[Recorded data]
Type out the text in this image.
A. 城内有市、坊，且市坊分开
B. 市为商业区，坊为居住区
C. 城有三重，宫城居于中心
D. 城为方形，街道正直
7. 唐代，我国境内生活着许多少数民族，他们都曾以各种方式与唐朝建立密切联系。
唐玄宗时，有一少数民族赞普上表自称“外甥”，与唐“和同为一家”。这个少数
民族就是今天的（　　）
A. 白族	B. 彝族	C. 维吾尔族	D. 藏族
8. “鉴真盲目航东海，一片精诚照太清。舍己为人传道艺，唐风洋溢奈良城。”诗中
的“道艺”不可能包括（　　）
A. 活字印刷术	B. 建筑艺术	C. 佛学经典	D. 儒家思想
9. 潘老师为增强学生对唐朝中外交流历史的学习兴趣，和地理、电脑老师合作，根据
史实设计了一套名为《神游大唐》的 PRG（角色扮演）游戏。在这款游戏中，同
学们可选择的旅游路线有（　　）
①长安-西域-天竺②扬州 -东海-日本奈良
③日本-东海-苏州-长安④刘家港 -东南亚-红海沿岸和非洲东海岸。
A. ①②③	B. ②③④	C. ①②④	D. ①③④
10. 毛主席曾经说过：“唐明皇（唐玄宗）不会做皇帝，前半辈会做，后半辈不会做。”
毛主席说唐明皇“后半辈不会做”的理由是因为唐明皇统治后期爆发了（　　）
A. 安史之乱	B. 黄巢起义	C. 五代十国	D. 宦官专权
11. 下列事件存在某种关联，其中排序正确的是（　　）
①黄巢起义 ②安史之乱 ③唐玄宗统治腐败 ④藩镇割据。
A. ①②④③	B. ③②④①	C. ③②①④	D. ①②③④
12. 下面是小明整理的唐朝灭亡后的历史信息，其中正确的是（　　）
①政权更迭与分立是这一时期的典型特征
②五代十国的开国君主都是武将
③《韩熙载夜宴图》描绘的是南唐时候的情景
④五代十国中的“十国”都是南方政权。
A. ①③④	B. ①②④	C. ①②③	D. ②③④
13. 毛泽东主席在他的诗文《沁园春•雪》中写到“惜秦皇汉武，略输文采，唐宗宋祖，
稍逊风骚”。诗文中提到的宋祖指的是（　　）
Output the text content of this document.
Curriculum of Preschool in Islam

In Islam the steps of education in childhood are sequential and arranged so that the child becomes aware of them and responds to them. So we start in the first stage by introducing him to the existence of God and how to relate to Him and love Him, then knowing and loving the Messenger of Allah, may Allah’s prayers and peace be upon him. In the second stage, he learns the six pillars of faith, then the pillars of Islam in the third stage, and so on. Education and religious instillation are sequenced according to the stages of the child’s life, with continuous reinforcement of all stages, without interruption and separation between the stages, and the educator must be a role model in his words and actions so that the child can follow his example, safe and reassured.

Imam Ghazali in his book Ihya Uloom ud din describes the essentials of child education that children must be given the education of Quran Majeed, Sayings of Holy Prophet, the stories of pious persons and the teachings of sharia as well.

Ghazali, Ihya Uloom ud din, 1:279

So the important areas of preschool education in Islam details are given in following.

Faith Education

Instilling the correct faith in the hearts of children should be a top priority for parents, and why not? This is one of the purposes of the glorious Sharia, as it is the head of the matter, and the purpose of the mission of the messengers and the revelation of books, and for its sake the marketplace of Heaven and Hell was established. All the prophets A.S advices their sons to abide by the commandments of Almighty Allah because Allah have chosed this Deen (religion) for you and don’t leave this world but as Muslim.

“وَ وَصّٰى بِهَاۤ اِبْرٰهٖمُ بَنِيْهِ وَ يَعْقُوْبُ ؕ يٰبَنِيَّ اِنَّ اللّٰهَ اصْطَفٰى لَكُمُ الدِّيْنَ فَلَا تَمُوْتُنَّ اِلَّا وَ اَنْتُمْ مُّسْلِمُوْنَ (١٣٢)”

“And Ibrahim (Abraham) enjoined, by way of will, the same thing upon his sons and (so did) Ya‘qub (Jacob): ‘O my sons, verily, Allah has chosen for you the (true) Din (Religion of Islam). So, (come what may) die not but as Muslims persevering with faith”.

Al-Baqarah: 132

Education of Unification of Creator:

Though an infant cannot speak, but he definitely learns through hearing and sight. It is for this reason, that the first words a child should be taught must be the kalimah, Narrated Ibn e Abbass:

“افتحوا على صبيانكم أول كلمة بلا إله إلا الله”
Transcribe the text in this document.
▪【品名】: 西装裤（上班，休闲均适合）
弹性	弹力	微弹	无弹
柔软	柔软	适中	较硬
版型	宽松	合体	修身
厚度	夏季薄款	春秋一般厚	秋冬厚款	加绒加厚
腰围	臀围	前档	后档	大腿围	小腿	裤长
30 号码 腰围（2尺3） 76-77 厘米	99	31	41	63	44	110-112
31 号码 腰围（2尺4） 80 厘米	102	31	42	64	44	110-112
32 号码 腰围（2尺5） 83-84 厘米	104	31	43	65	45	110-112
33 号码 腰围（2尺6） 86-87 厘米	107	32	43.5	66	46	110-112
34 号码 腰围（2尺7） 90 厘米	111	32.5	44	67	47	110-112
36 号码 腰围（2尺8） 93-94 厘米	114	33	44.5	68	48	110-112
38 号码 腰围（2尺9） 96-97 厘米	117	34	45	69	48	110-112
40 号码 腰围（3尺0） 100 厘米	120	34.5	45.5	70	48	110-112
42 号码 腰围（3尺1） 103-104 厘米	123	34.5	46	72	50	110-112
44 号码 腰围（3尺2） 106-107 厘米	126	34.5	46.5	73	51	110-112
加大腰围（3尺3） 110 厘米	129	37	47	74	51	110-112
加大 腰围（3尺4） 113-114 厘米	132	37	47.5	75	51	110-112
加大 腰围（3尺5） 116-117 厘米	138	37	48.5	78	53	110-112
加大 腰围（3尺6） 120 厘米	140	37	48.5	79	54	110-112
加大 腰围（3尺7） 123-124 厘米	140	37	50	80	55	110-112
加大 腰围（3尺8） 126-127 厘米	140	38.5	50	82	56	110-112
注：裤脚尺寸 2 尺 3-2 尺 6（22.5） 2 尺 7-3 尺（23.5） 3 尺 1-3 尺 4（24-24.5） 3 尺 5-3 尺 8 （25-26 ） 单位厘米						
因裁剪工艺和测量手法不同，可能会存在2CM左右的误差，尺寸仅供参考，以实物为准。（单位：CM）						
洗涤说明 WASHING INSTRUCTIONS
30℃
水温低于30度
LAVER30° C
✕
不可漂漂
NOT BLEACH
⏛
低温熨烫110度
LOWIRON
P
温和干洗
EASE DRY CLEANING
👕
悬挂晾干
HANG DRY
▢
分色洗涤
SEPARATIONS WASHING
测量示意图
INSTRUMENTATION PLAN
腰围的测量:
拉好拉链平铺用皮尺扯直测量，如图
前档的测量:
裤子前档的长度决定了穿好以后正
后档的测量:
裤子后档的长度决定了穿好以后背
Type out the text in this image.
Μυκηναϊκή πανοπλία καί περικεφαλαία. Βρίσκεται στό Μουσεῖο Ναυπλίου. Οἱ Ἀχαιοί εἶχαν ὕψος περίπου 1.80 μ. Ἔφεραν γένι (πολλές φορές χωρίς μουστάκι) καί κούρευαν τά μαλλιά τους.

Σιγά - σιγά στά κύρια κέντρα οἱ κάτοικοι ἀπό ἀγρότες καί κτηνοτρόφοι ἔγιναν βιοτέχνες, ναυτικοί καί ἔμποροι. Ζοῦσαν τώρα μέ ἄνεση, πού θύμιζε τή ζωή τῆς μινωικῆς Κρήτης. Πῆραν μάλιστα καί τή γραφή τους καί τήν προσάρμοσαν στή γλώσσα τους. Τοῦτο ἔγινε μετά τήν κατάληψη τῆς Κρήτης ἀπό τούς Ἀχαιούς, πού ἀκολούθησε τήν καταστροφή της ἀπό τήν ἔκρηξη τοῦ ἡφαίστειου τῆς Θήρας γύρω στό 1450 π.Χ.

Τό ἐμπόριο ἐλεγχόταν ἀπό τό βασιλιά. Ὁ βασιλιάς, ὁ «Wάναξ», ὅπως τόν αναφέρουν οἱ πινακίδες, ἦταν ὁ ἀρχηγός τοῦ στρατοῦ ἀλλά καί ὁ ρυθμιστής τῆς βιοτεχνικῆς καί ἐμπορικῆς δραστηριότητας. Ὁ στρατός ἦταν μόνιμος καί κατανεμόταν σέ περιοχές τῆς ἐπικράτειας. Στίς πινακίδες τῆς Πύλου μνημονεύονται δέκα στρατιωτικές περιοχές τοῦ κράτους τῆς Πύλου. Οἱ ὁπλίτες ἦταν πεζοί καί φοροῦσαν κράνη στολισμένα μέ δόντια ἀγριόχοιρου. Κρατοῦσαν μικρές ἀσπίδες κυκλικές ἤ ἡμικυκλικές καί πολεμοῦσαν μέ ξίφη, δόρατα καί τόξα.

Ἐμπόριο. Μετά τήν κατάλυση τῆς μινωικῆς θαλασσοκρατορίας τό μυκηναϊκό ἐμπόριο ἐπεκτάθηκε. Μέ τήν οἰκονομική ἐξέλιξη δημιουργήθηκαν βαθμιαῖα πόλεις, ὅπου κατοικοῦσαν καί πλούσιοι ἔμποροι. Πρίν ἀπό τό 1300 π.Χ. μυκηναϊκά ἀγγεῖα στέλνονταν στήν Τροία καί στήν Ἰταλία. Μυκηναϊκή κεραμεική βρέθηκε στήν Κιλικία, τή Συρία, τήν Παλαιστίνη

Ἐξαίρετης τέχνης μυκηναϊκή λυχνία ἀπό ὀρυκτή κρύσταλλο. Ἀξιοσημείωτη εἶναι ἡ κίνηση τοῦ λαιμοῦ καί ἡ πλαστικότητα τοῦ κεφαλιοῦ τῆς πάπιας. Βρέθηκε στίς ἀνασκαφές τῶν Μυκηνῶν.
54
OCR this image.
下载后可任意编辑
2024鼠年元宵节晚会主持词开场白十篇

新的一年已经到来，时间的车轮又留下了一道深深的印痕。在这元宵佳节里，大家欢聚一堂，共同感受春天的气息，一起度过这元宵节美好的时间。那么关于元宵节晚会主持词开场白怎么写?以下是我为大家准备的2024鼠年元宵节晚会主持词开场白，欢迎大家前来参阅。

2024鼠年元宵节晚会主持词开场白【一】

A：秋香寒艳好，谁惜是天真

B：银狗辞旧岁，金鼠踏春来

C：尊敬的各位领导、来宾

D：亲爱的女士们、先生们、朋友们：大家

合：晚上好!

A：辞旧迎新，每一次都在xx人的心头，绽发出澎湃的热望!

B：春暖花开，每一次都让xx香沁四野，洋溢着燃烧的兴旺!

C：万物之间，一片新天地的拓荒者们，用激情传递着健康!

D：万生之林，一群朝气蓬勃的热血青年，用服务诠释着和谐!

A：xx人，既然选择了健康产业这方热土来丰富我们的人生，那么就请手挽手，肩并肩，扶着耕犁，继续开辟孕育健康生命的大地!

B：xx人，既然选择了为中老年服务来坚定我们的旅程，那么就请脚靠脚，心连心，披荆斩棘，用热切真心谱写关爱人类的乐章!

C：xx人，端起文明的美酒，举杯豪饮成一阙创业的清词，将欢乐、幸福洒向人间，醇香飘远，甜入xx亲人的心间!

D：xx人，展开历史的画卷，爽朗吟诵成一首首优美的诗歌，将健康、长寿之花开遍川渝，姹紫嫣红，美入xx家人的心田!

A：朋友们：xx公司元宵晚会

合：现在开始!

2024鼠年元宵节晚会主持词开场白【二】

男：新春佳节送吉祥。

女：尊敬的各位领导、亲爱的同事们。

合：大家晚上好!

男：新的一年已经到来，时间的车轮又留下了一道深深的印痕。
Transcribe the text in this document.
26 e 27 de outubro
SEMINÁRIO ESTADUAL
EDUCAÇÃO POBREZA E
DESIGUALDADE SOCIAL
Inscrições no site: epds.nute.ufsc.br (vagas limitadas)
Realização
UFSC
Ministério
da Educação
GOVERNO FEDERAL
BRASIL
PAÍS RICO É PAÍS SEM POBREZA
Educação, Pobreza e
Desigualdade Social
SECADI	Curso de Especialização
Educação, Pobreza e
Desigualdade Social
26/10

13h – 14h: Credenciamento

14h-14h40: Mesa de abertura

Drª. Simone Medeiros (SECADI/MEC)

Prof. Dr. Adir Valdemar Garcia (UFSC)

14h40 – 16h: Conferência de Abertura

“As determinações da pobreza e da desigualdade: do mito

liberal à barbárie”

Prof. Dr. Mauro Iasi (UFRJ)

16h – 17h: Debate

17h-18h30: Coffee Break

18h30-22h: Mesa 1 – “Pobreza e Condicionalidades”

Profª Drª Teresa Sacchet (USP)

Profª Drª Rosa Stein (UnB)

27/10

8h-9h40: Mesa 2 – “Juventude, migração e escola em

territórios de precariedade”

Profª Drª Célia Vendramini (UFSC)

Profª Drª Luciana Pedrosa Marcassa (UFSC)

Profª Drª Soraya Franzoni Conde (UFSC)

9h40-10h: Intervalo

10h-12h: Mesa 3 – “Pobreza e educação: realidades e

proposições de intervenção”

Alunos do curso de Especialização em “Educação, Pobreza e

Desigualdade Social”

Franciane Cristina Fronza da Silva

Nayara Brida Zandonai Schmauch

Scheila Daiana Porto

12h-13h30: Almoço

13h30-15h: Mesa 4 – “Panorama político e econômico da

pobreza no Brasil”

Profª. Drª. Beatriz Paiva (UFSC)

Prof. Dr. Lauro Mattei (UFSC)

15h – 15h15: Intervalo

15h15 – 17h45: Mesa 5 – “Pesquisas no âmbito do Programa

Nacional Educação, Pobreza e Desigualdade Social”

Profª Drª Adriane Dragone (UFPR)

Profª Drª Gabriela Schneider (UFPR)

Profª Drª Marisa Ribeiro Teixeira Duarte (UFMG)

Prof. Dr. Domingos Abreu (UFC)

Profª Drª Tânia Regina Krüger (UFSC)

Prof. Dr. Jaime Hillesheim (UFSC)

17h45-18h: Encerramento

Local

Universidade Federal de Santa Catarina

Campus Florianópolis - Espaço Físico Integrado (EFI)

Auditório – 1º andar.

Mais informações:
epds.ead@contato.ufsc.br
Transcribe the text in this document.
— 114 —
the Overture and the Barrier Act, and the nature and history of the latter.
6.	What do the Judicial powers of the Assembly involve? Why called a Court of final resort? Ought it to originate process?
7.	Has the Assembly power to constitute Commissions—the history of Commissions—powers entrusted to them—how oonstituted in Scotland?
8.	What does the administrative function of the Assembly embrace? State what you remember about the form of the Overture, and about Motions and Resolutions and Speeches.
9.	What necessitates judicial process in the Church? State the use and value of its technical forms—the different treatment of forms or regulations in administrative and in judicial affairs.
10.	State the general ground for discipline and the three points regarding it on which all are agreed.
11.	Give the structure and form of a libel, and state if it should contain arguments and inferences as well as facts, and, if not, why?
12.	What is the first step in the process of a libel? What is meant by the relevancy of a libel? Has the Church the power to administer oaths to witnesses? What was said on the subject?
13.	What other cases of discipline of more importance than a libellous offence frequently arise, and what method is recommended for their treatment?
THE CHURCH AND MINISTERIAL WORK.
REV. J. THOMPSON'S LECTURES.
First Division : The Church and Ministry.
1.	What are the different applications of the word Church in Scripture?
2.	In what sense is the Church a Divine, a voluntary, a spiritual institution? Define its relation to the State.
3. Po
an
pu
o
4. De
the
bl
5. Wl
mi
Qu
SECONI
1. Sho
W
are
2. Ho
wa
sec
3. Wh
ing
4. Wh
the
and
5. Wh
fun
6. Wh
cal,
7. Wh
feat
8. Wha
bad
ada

*Directions*
Check every line of the data above for the string "administrative", and copy those that have it.

*Response to this exercise*
8.	What does the administrative function of the Assembly embrace? State what you remember about the form of the Overture, and about Motions and Resolutions and Speeches.
9.	What necessitates judicial process in the Church? State the use and value of its technical forms—the different treatment of forms or regulations in administrative and in judicial affairs.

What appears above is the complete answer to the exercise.